| EXTRACTED RECORDS |
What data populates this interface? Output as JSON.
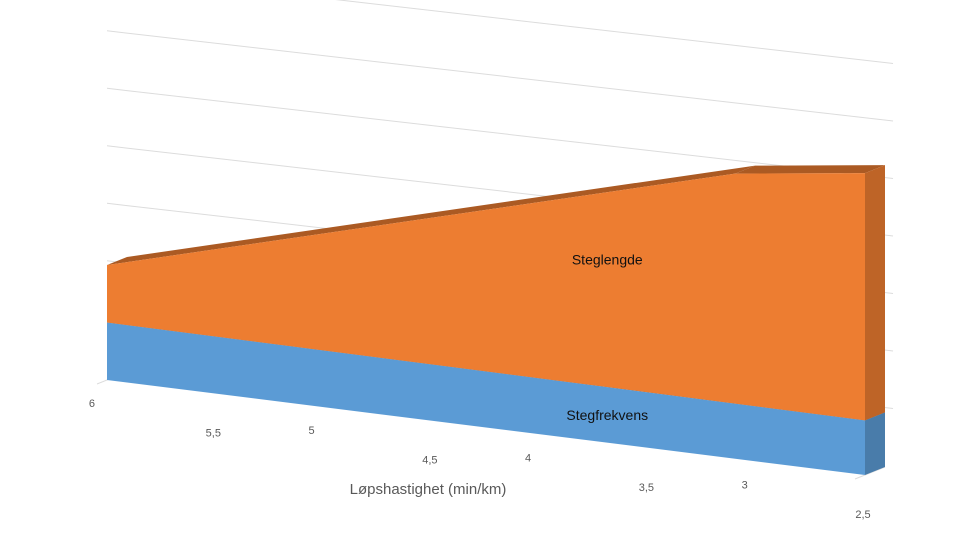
{
  "chart_data": {
    "type": "area",
    "stacked": true,
    "view": "3d",
    "xlabel": "Løpshastighet (min/km)",
    "x_direction": "descending",
    "x_ticks": [
      "6",
      "5,5",
      "5",
      "4,5",
      "4",
      "3,5",
      "3",
      "2,5"
    ],
    "x_range": [
      6,
      2.5
    ],
    "y_axis_labels_shown": false,
    "ylim": [
      0,
      7
    ],
    "y_gridlines": [
      1,
      2,
      3,
      4,
      5,
      6,
      7
    ],
    "grid": true,
    "series": [
      {
        "name": "Stegfrekvens",
        "color": "#5b9bd5",
        "x": [
          6,
          2.5
        ],
        "values": [
          1.0,
          0.95
        ]
      },
      {
        "name": "Steglengde",
        "color": "#ed7d31",
        "x": [
          6,
          3.1,
          2.5
        ],
        "values": [
          1.0,
          4.0,
          4.3
        ]
      }
    ]
  }
}
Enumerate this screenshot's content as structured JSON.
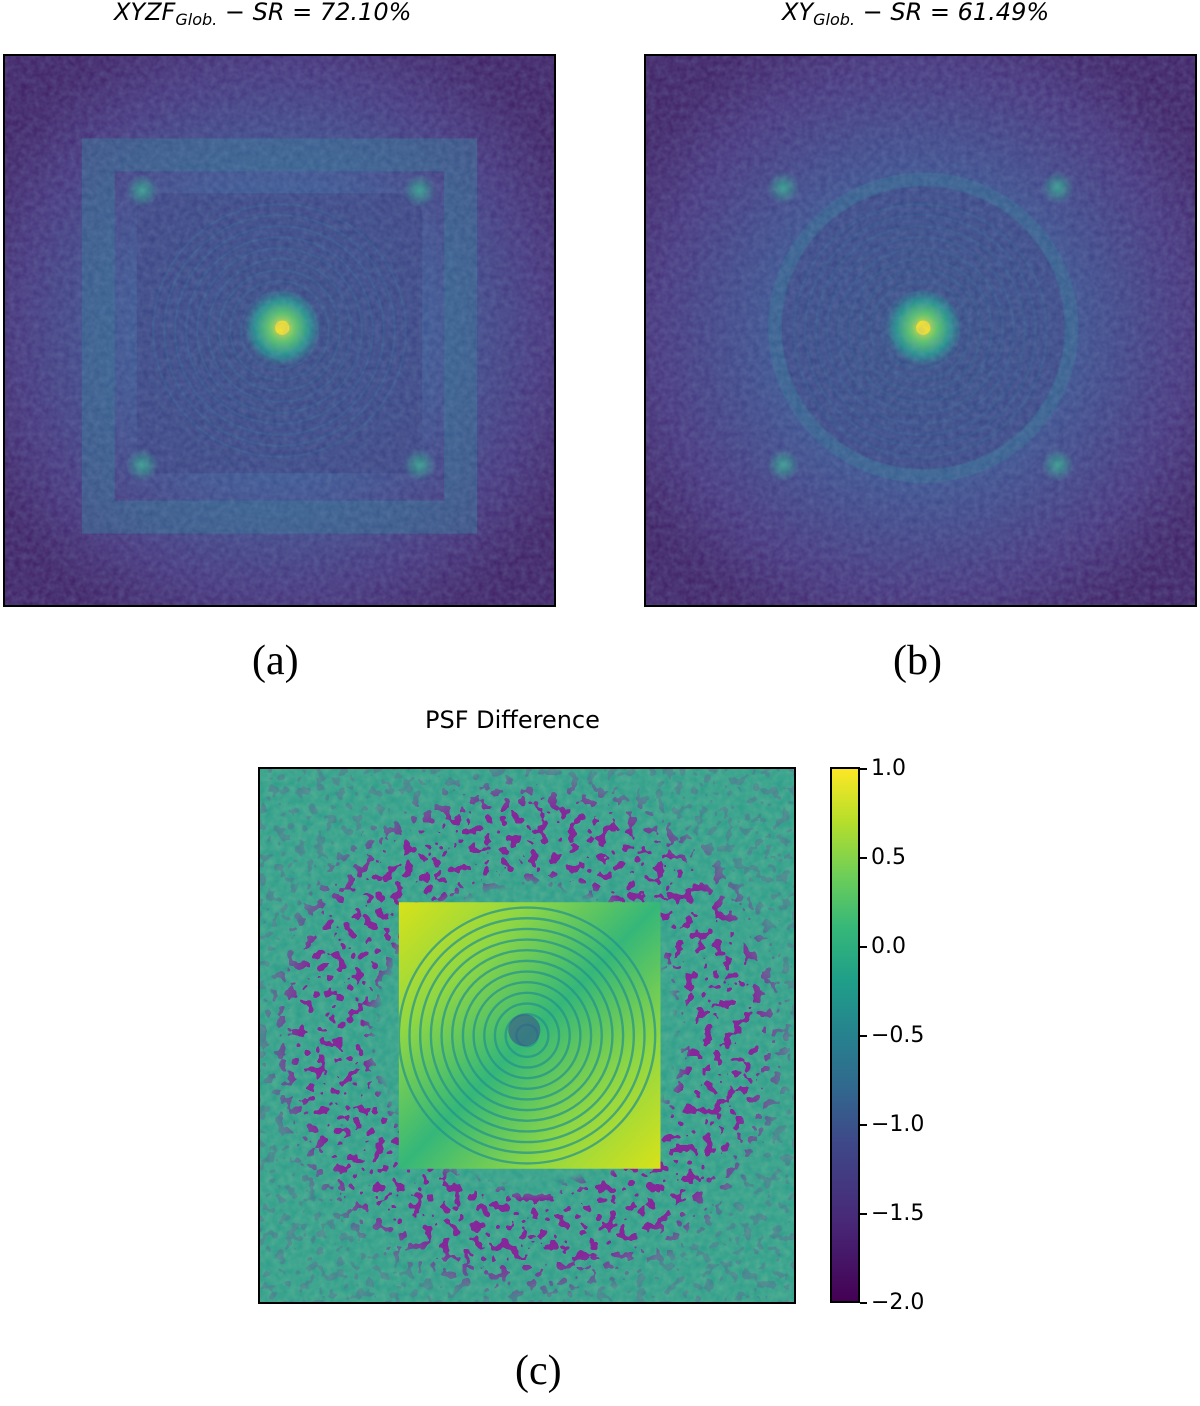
{
  "panels": [
    {
      "title_main": "XYZF",
      "title_sub": "Glob.",
      "title_rest": " − SR = 72.10%",
      "caption": "(a)"
    },
    {
      "title_main": "XY",
      "title_sub": "Glob.",
      "title_rest": " − SR = 61.49%",
      "caption": "(b)"
    },
    {
      "title": "PSF Difference",
      "caption": "(c)"
    }
  ],
  "colorbar": {
    "ticks": [
      "1.0",
      "0.5",
      "0.0",
      "−0.5",
      "−1.0",
      "−1.5",
      "−2.0"
    ],
    "colormap": "viridis"
  },
  "colors": {
    "viridis_dark": "#440154",
    "viridis_mid": "#21918c",
    "viridis_yellow": "#fde725"
  }
}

| INSTRUCTIONS FOR THE TASK |
Output only the lines from the line that contains "Enumerate this screenshot's" through the end of the material, both ends included, and skip every picture.

| THE SOLUTION |
Enumerate this screenshot's content as structured JSON.
{
  "panels": [
    {
      "title_main": "XYZF",
      "title_sub": "Glob.",
      "title_rest": " − SR = 72.10%",
      "caption": "(a)"
    },
    {
      "title_main": "XY",
      "title_sub": "Glob.",
      "title_rest": " − SR = 61.49%",
      "caption": "(b)"
    },
    {
      "title": "PSF Difference",
      "caption": "(c)"
    }
  ],
  "colorbar": {
    "ticks": [
      "1.0",
      "0.5",
      "0.0",
      "−0.5",
      "−1.0",
      "−1.5",
      "−2.0"
    ],
    "colormap": "viridis"
  },
  "colors": {
    "viridis_dark": "#440154",
    "viridis_mid": "#21918c",
    "viridis_yellow": "#fde725"
  }
}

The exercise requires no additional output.